(Dataset items)

┄┄┄┄┄┄┄┄┄┄┄┄┄┄┄┄┄┄┄┄

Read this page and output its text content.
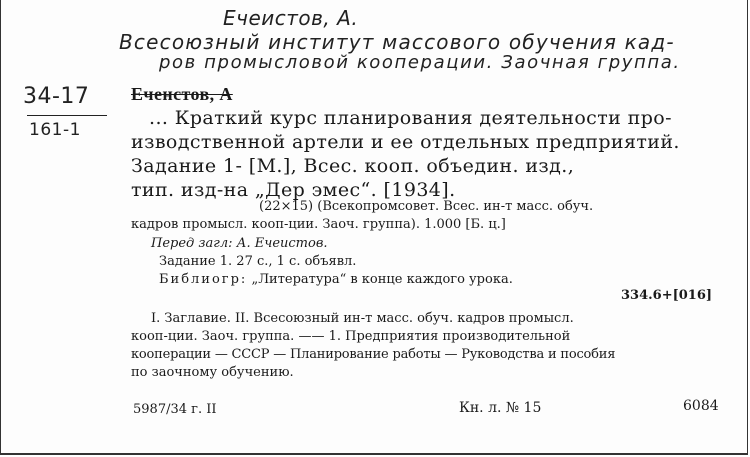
Ечеистов, А.
Всесоюзный институт массового обучения кад-
ров промысловой кооперации. Заочная группа.
34-17
161-1
Еченстов, А
... Краткий курс планирования деятельности про-
изводственной артели и ее отдельных предприятий.
Задание 1- [М.], Всес. кооп. объедин. изд.,
тип. изд-на „Дер эмес“. [1934].
(22×15) (Всекопромсовет. Всес. ин-т масс. обуч.
кадров промысл. кооп-ции. Заоч. группа). 1.000 [Б. ц.]
Перед загл: А. Ечеистов.
Задание 1. 27 с., 1 с. объявл.
Библиогр: „Литература“ в конце каждого урока.
334.6+[016]
I. Заглавие. II. Всесоюзный ин-т масс. обуч. кадров промысл.
кооп-ции. Заоч. группа. —— 1. Предприятия производительной
кооперации — СССР — Планирование работы — Руководства и пособия
по заочному обучению.
5987/34 г. II	Кн. л. № 15	6084
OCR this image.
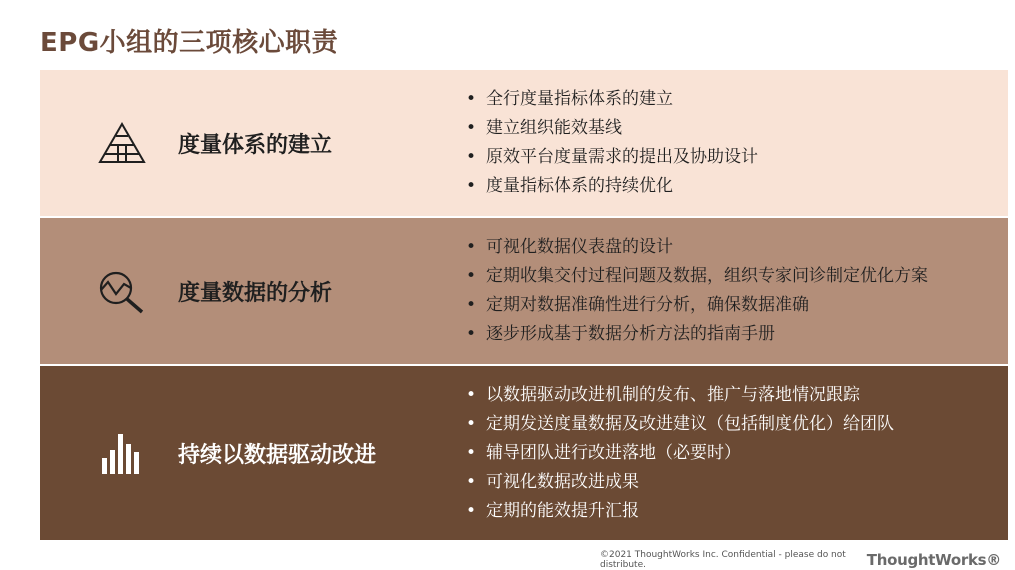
EPG小组的三项核心职责
度量体系的建立
• 全行度量指标体系的建立
• 建立组织能效基线
• 原效平台度量需求的提出及协助设计
• 度量指标体系的持续优化
度量数据的分析
• 可视化数据仪表盘的设计
• 定期收集交付过程问题及数据，组织专家问诊制定优化方案
• 定期对数据准确性进行分析，确保数据准确
• 逐步形成基于数据分析方法的指南手册
持续以数据驱动改进
• 以数据驱动改进机制的发布、推广与落地情况跟踪
• 定期发送度量数据及改进建议（包括制度优化）给团队
• 辅导团队进行改进落地（必要时）
• 可视化数据改进成果
• 定期的能效提升汇报
©2021 ThoughtWorks Inc. Confidential - please do not distribute.	ThoughtWorks®
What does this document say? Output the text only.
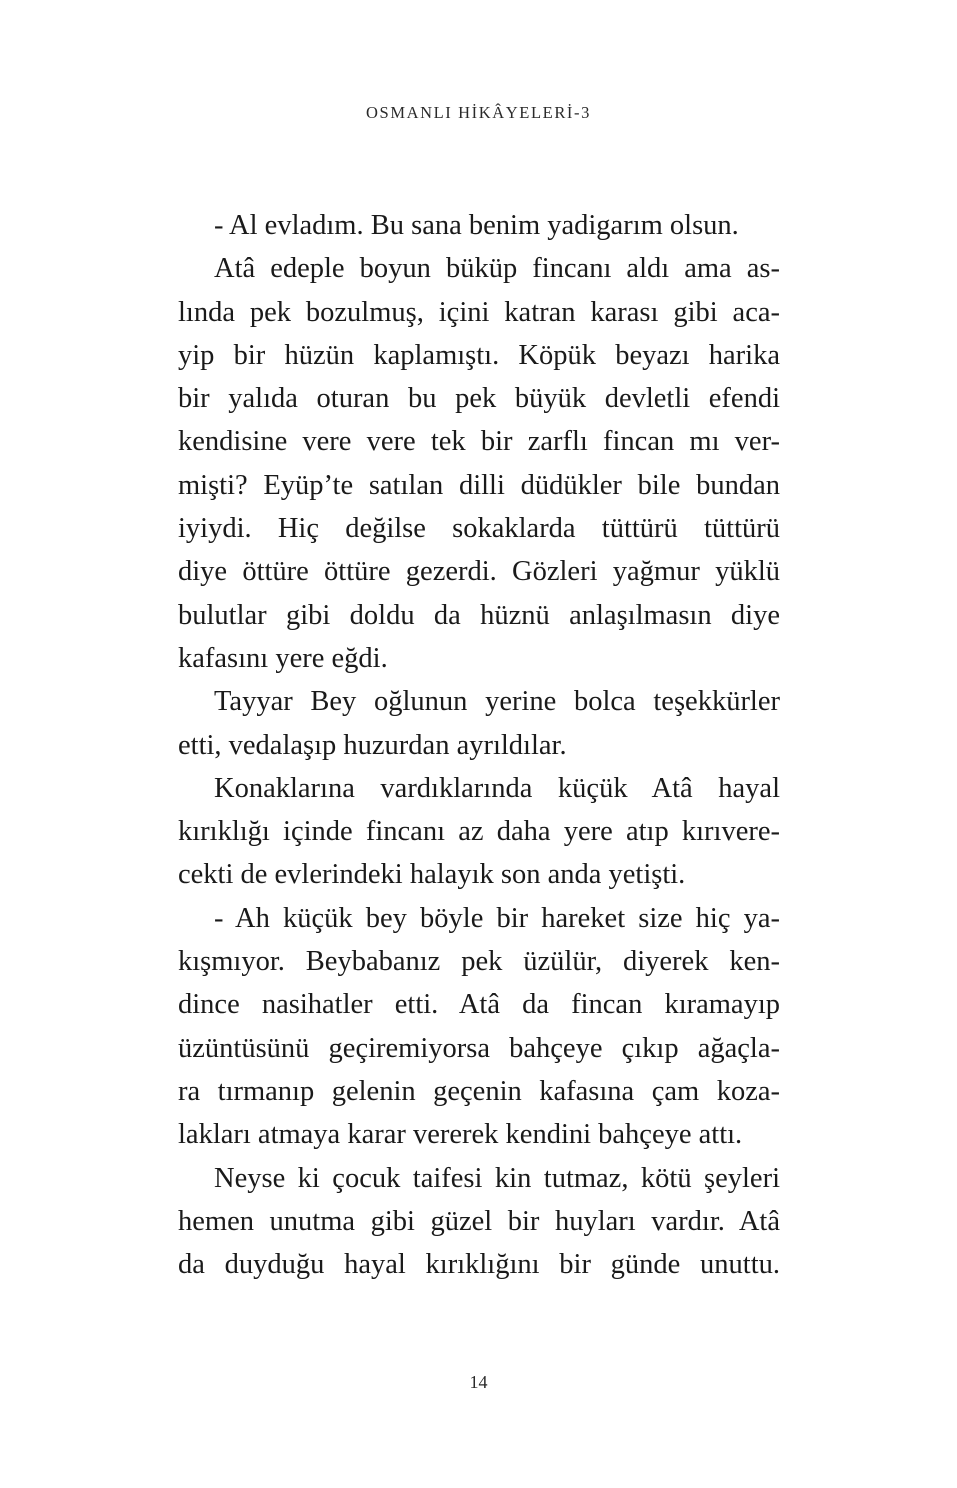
OSMANLI HİKÂYELERİ-3
- Al evladım. Bu sana benim yadigarım olsun.
Atâ edeple boyun büküp fincanı aldı ama as-
lında pek bozulmuş, içini katran karası gibi aca-
yip bir hüzün kaplamıştı. Köpük beyazı harika
bir yalıda oturan bu pek büyük devletli efendi
kendisine vere vere tek bir zarflı fincan mı ver-
mişti? Eyüp’te satılan dilli düdükler bile bundan
iyiydi. Hiç değilse sokaklarda tüttürü tüttürü
diye öttüre öttüre gezerdi. Gözleri yağmur yüklü
bulutlar gibi doldu da hüznü anlaşılmasın diye
kafasını yere eğdi.
Tayyar Bey oğlunun yerine bolca teşekkürler
etti, vedalaşıp huzurdan ayrıldılar.
Konaklarına vardıklarında küçük Atâ hayal
kırıklığı içinde fincanı az daha yere atıp kırıvere-
cekti de evlerindeki halayık son anda yetişti.
- Ah küçük bey böyle bir hareket size hiç ya-
kışmıyor. Beybabanız pek üzülür, diyerek ken-
dince nasihatler etti. Atâ da fincan kıramayıp
üzüntüsünü geçiremiyorsa bahçeye çıkıp ağaçla-
ra tırmanıp gelenin geçenin kafasına çam koza-
lakları atmaya karar vererek kendini bahçeye attı.
Neyse ki çocuk taifesi kin tutmaz, kötü şeyleri
hemen unutma gibi güzel bir huyları vardır. Atâ
da duyduğu hayal kırıklığını bir günde unuttu.
14
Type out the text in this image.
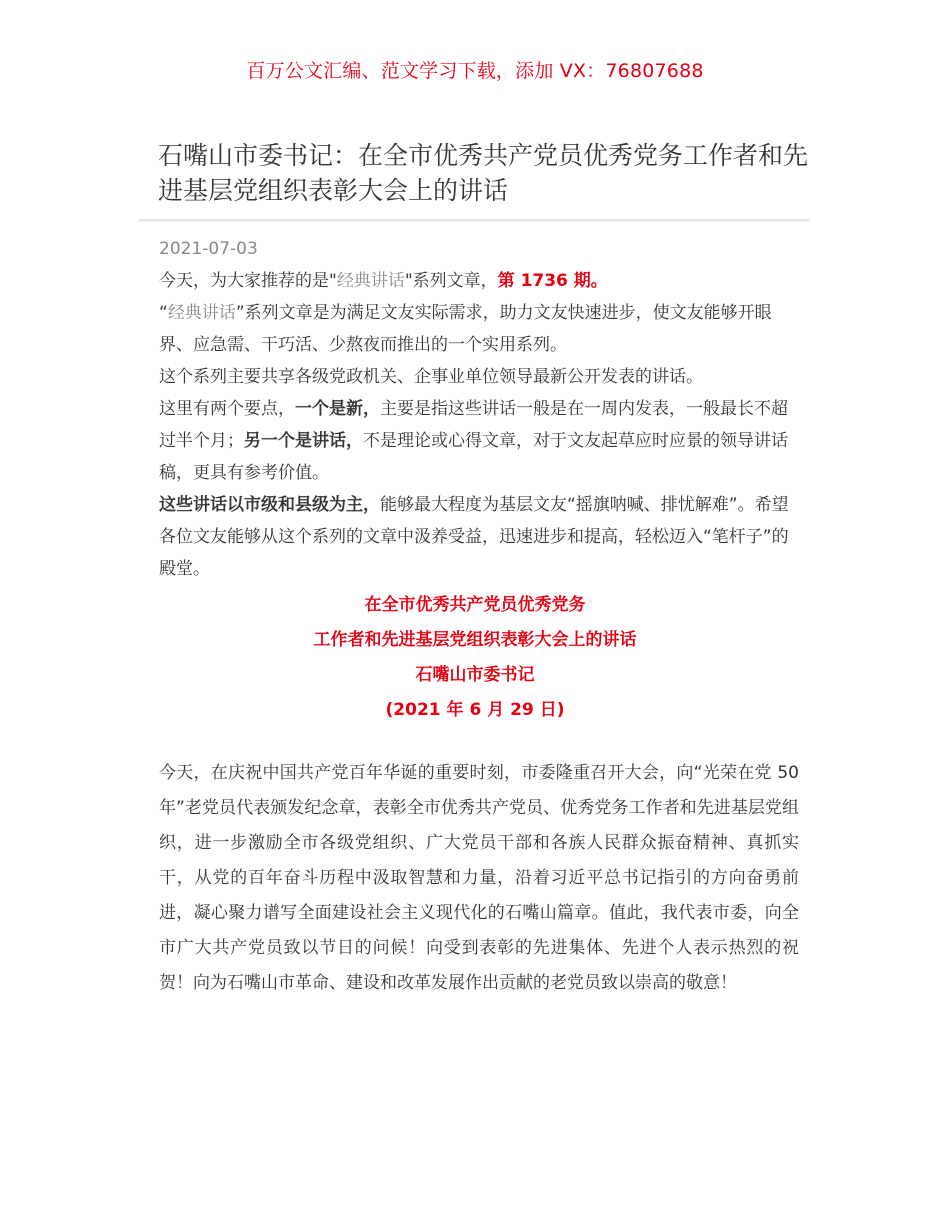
百万公文汇编、范文学习下载，添加 VX：76807688
石嘴山市委书记：在全市优秀共产党员优秀党务工作者和先进基层党组织表彰大会上的讲话
2021-07-03

今天，为大家推荐的是"经典讲话"系列文章，第 1736 期。

“经典讲话”系列文章是为满足文友实际需求，助力文友快速进步，使文友能够开眼界、应急需、干巧活、少熬夜而推出的一个实用系列。

这个系列主要共享各级党政机关、企事业单位领导最新公开发表的讲话。

这里有两个要点，一个是新，主要是指这些讲话一般是在一周内发表，一般最长不超过半个月；另一个是讲话，不是理论或心得文章，对于文友起草应时应景的领导讲话稿，更具有参考价值。

这些讲话以市级和县级为主，能够最大程度为基层文友“摇旗呐喊、排忧解难”。希望各位文友能够从这个系列的文章中汲养受益，迅速进步和提高，轻松迈入“笔杆子”的殿堂。

在全市优秀共产党员优秀党务
工作者和先进基层党组织表彰大会上的讲话
石嘴山市委书记
(2021 年 6 月 29 日)

今天，在庆祝中国共产党百年华诞的重要时刻，市委隆重召开大会，向“光荣在党 50 年”老党员代表颁发纪念章，表彰全市优秀共产党员、优秀党务工作者和先进基层党组织，进一步激励全市各级党组织、广大党员干部和各族人民群众振奋精神、真抓实干，从党的百年奋斗历程中汲取智慧和力量，沿着习近平总书记指引的方向奋勇前进，凝心聚力谱写全面建设社会主义现代化的石嘴山篇章。值此，我代表市委，向全市广大共产党员致以节日的问候！向受到表彰的先进集体、先进个人表示热烈的祝贺！向为石嘴山市革命、建设和改革发展作出贡献的老党员致以崇高的敬意！
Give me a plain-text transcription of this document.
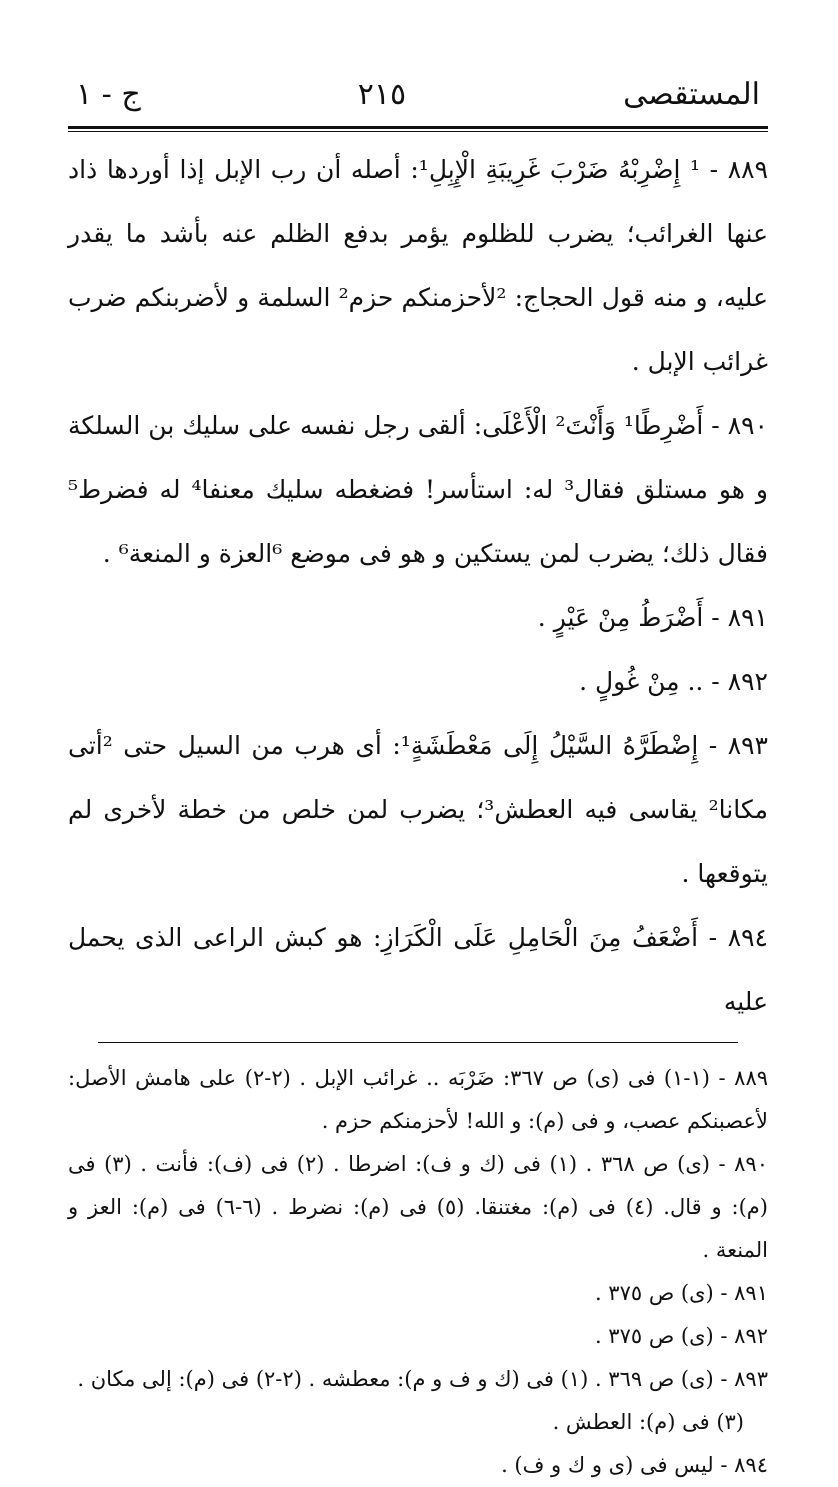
المستقصى
٢١٥
ج - ١

٨٨٩ - ¹ إِضْرِبْهُ ضَرْبَ غَرِيبَةِ الْإِبِلِ¹: أصله أن رب الإبل إذا أوردها ذاد عنها الغرائب؛ يضرب للظلوم يؤمر بدفع الظلم عنه بأشد ما يقدر عليه، و منه قول الحجاج: ²لأحزمنكم حزم² السلمة و لأضربنكم ضرب غرائب الإبل .

٨٩٠ - أَضْرِطًا¹ وَأَنْتَ² الْأَعْلَى: ألقى رجل نفسه على سليك بن السلكة و هو مستلق فقال³ له: استأسر! فضغطه سليك معنفا⁴ له فضرط⁵ فقال ذلك؛ يضرب لمن يستكين و هو فى موضع ⁶العزة و المنعة⁶ .

٨٩١ - أَضْرَطُ مِنْ عَيْرٍ .

٨٩٢ - .. مِنْ غُولٍ .

٨٩٣ - إِضْطَرَّهُ السَّيْلُ إِلَى مَعْطَشَةٍ¹: أى هرب من السيل حتى ²أتى مكانا² يقاسى فيه العطش³؛ يضرب لمن خلص من خطة لأخرى لم يتوقعها .

٨٩٤ - أَضْعَفُ مِنَ الْحَامِلِ عَلَى الْكَرَازِ: هو كبش الراعى الذى يحمل عليه

٨٨٩ - (١-١) فى (ى) ص ٣٦٧: ضَرْبَه .. غرائب الإبل . (٢-٢) على هامش الأصل: لأعصبنكم عصب، و فى (م): و الله! لأحزمنكم حزم .

٨٩٠ - (ى) ص ٣٦٨ . (١) فى (ك و ف): اضرطا . (٢) فى (ف): فأنت . (٣) فى (م): و قال. (٤) فى (م): مغتنقا. (٥) فى (م): نضرط . (٦-٦) فى (م): العز و المنعة .

٨٩١ - (ى) ص ٣٧٥ .

٨٩٢ - (ى) ص ٣٧٥ .

٨٩٣ - (ى) ص ٣٦٩ . (١) فى (ك و ف و م): معطشه . (٢-٢) فى (م): إلى مكان .

(٣) فى (م): العطش .

٨٩٤ - ليس فى (ى و ك و ف) .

┄┄┄┄┄┄┄┄┄┄┄┄┄┄┄┄┄┄┄┄

Please transcribe the material above exactly as written. Leave the pictures out.

Read this page and output its text content.
Ечеистов, А.
Всесоюзный институт массового обучения кад-
ров промысловой кооперации. Заочная группа.
34-17
161-1
Еченстов, А
... Краткий курс планирования деятельности про-
изводственной артели и ее отдельных предприятий.
Задание 1- [М.], Всес. кооп. объедин. изд.,
тип. изд-на „Дер эмес“. [1934].
(22×15) (Всекопромсовет. Всес. ин-т масс. обуч.
кадров промысл. кооп-ции. Заоч. группа). 1.000 [Б. ц.]
Перед загл: А. Ечеистов.
Задание 1. 27 с., 1 с. объявл.
Библиогр: „Литература“ в конце каждого урока.
334.6+[016]
I. Заглавие. II. Всесоюзный ин-т масс. обуч. кадров промысл.
кооп-ции. Заоч. группа. —— 1. Предприятия производительной
кооперации — СССР — Планирование работы — Руководства и пособия
по заочному обучению.
5987/34 г. II	Кн. л. № 15	6084
OCR this image.
EPG小组的三项核心职责
度量体系的建立
• 全行度量指标体系的建立
• 建立组织能效基线
• 原效平台度量需求的提出及协助设计
• 度量指标体系的持续优化
度量数据的分析
• 可视化数据仪表盘的设计
• 定期收集交付过程问题及数据，组织专家问诊制定优化方案
• 定期对数据准确性进行分析，确保数据准确
• 逐步形成基于数据分析方法的指南手册
持续以数据驱动改进
• 以数据驱动改进机制的发布、推广与落地情况跟踪
• 定期发送度量数据及改进建议（包括制度优化）给团队
• 辅导团队进行改进落地（必要时）
• 可视化数据改进成果
• 定期的能效提升汇报
©2021 ThoughtWorks Inc. Confidential - please do not distribute.	ThoughtWorks®
What does this document say? Output the text only.
OSMANLI HİKÂYELERİ-3
- Al evladım. Bu sana benim yadigarım olsun.
Atâ edeple boyun büküp fincanı aldı ama as-
lında pek bozulmuş, içini katran karası gibi aca-
yip bir hüzün kaplamıştı. Köpük beyazı harika
bir yalıda oturan bu pek büyük devletli efendi
kendisine vere vere tek bir zarflı fincan mı ver-
mişti? Eyüp’te satılan dilli düdükler bile bundan
iyiydi. Hiç değilse sokaklarda tüttürü tüttürü
diye öttüre öttüre gezerdi. Gözleri yağmur yüklü
bulutlar gibi doldu da hüznü anlaşılmasın diye
kafasını yere eğdi.
Tayyar Bey oğlunun yerine bolca teşekkürler
etti, vedalaşıp huzurdan ayrıldılar.
Konaklarına vardıklarında küçük Atâ hayal
kırıklığı içinde fincanı az daha yere atıp kırıvere-
cekti de evlerindeki halayık son anda yetişti.
- Ah küçük bey böyle bir hareket size hiç ya-
kışmıyor. Beybabanız pek üzülür, diyerek ken-
dince nasihatler etti. Atâ da fincan kıramayıp
üzüntüsünü geçiremiyorsa bahçeye çıkıp ağaçla-
ra tırmanıp gelenin geçenin kafasına çam koza-
lakları atmaya karar vererek kendini bahçeye attı.
Neyse ki çocuk taifesi kin tutmaz, kötü şeyleri
hemen unutma gibi güzel bir huyları vardır. Atâ
da duyduğu hayal kırıklığını bir günde unuttu.
14
Type out the text in this image.
百万公文汇编、范文学习下载，添加 VX：76807688
石嘴山市委书记：在全市优秀共产党员优秀党务工作者和先进基层党组织表彰大会上的讲话
2021-07-03

今天，为大家推荐的是"经典讲话"系列文章，第 1736 期。

“经典讲话”系列文章是为满足文友实际需求，助力文友快速进步，使文友能够开眼界、应急需、干巧活、少熬夜而推出的一个实用系列。

这个系列主要共享各级党政机关、企事业单位领导最新公开发表的讲话。

这里有两个要点，一个是新，主要是指这些讲话一般是在一周内发表，一般最长不超过半个月；另一个是讲话，不是理论或心得文章，对于文友起草应时应景的领导讲话稿，更具有参考价值。

这些讲话以市级和县级为主，能够最大程度为基层文友“摇旗呐喊、排忧解难”。希望各位文友能够从这个系列的文章中汲养受益，迅速进步和提高，轻松迈入“笔杆子”的殿堂。

在全市优秀共产党员优秀党务
工作者和先进基层党组织表彰大会上的讲话
石嘴山市委书记
(2021 年 6 月 29 日)

今天，在庆祝中国共产党百年华诞的重要时刻，市委隆重召开大会，向“光荣在党 50 年”老党员代表颁发纪念章，表彰全市优秀共产党员、优秀党务工作者和先进基层党组织，进一步激励全市各级党组织、广大党员干部和各族人民群众振奋精神、真抓实干，从党的百年奋斗历程中汲取智慧和力量，沿着习近平总书记指引的方向奋勇前进，凝心聚力谱写全面建设社会主义现代化的石嘴山篇章。值此，我代表市委，向全市广大共产党员致以节日的问候！向受到表彰的先进集体、先进个人表示热烈的祝贺！向为石嘴山市革命、建设和改革发展作出贡献的老党员致以崇高的敬意！
Give me a plain-text transcription of this document.
المستقصى
٢١٥
ج - ١

٨٨٩ - ¹ إِضْرِبْهُ ضَرْبَ غَرِيبَةِ الْإِبِلِ¹: أصله أن رب الإبل إذا أوردها ذاد عنها الغرائب؛ يضرب للظلوم يؤمر بدفع الظلم عنه بأشد ما يقدر عليه، و منه قول الحجاج: ²لأحزمنكم حزم² السلمة و لأضربنكم ضرب غرائب الإبل .

٨٩٠ - أَضْرِطًا¹ وَأَنْتَ² الْأَعْلَى: ألقى رجل نفسه على سليك بن السلكة و هو مستلق فقال³ له: استأسر! فضغطه سليك معنفا⁴ له فضرط⁵ فقال ذلك؛ يضرب لمن يستكين و هو فى موضع ⁶العزة و المنعة⁶ .

٨٩١ - أَضْرَطُ مِنْ عَيْرٍ .

٨٩٢ - .. مِنْ غُولٍ .

٨٩٣ - إِضْطَرَّهُ السَّيْلُ إِلَى مَعْطَشَةٍ¹: أى هرب من السيل حتى ²أتى مكانا² يقاسى فيه العطش³؛ يضرب لمن خلص من خطة لأخرى لم يتوقعها .

٨٩٤ - أَضْعَفُ مِنَ الْحَامِلِ عَلَى الْكَرَازِ: هو كبش الراعى الذى يحمل عليه

٨٨٩ - (١-١) فى (ى) ص ٣٦٧: ضَرْبَه .. غرائب الإبل . (٢-٢) على هامش الأصل: لأعصبنكم عصب، و فى (م): و الله! لأحزمنكم حزم .

٨٩٠ - (ى) ص ٣٦٨ . (١) فى (ك و ف): اضرطا . (٢) فى (ف): فأنت . (٣) فى (م): و قال. (٤) فى (م): مغتنقا. (٥) فى (م): نضرط . (٦-٦) فى (م): العز و المنعة .

٨٩١ - (ى) ص ٣٧٥ .

٨٩٢ - (ى) ص ٣٧٥ .

٨٩٣ - (ى) ص ٣٦٩ . (١) فى (ك و ف و م): معطشه . (٢-٢) فى (م): إلى مكان .

(٣) فى (م): العطش .

٨٩٤ - ليس فى (ى و ك و ف) .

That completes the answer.